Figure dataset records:
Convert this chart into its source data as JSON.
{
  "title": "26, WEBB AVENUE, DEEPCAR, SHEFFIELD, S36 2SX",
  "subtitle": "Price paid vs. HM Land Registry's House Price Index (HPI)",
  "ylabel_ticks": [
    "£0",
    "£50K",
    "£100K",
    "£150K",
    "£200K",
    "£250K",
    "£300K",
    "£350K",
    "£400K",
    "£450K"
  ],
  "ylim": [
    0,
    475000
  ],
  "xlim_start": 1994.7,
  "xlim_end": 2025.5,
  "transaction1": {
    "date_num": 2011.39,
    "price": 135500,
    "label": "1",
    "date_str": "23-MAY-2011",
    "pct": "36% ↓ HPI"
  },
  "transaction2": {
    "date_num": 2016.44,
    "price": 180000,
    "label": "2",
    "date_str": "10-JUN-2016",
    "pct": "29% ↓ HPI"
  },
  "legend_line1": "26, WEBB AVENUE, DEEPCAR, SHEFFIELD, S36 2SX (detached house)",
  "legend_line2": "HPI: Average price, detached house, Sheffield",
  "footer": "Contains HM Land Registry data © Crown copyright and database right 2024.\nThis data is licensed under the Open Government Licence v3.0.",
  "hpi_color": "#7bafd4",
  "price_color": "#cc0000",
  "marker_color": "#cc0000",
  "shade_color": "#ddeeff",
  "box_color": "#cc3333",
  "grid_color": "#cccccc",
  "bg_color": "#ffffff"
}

==

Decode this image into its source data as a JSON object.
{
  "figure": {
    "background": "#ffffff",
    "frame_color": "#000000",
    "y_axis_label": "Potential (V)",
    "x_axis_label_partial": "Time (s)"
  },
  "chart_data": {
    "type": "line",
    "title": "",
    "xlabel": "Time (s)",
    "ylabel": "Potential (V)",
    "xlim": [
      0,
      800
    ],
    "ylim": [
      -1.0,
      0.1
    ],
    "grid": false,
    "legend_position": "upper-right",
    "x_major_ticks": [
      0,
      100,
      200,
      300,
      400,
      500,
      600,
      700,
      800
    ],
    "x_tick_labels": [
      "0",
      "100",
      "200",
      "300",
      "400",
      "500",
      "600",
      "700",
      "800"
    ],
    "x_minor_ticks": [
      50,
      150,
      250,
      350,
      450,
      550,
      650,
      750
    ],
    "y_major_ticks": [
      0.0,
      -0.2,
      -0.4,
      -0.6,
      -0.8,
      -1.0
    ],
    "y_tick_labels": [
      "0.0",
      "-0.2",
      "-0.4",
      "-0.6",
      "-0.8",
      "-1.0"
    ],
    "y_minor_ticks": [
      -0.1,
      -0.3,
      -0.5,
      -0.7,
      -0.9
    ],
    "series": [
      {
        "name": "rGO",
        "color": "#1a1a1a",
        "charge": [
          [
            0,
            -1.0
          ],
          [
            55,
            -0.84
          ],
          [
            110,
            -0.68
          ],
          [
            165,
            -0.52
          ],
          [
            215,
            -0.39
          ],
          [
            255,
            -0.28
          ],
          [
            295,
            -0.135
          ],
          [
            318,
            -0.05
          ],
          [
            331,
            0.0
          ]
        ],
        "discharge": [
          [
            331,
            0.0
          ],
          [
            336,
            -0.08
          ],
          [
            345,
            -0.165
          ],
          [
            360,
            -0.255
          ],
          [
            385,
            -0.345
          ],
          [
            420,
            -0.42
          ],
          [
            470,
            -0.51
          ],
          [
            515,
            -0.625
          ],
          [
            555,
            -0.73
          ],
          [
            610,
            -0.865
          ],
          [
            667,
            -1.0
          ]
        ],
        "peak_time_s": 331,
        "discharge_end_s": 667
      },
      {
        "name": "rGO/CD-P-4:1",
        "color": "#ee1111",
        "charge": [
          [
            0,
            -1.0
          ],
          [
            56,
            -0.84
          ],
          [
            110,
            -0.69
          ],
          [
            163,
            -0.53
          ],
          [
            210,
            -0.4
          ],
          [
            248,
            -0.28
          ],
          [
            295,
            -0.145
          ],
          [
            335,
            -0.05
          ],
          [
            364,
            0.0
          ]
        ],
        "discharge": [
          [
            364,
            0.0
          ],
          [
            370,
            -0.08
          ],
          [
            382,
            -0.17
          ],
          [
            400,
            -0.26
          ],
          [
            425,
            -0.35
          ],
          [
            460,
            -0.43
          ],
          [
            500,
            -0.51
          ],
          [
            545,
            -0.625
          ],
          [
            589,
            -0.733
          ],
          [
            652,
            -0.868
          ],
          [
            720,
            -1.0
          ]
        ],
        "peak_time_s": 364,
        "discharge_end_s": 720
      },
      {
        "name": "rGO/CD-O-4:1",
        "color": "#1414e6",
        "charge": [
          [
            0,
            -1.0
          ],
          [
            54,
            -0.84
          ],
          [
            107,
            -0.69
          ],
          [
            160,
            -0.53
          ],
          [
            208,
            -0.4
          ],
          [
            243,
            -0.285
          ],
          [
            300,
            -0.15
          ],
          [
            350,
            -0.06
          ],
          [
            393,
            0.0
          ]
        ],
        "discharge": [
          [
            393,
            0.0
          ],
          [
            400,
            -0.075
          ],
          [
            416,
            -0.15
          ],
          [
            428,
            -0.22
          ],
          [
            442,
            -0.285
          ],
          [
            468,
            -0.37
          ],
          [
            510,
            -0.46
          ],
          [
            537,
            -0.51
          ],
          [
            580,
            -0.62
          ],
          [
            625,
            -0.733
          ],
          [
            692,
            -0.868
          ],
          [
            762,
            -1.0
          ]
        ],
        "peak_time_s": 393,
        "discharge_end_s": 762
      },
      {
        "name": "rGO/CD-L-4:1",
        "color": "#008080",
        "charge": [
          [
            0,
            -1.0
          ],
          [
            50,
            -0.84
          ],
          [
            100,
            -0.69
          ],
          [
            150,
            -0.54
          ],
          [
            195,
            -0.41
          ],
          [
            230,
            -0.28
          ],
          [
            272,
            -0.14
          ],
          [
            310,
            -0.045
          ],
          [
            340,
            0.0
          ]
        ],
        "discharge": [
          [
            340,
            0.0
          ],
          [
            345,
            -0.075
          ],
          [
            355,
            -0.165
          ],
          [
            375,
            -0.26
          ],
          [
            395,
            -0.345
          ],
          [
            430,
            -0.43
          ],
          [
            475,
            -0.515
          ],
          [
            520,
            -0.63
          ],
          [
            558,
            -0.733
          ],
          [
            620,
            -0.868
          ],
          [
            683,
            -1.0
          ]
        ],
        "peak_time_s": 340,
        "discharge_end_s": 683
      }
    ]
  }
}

# AIM OF THE TASK
In the material above, find each line that contains the word "AVENUE", and select it.

# WRITTEN RESPONSE
  "title": "26, WEBB AVENUE, DEEPCAR, SHEFFIELD, S36 2SX",
  "legend_line1": "26, WEBB AVENUE, DEEPCAR, SHEFFIELD, S36 2SX (detached house)",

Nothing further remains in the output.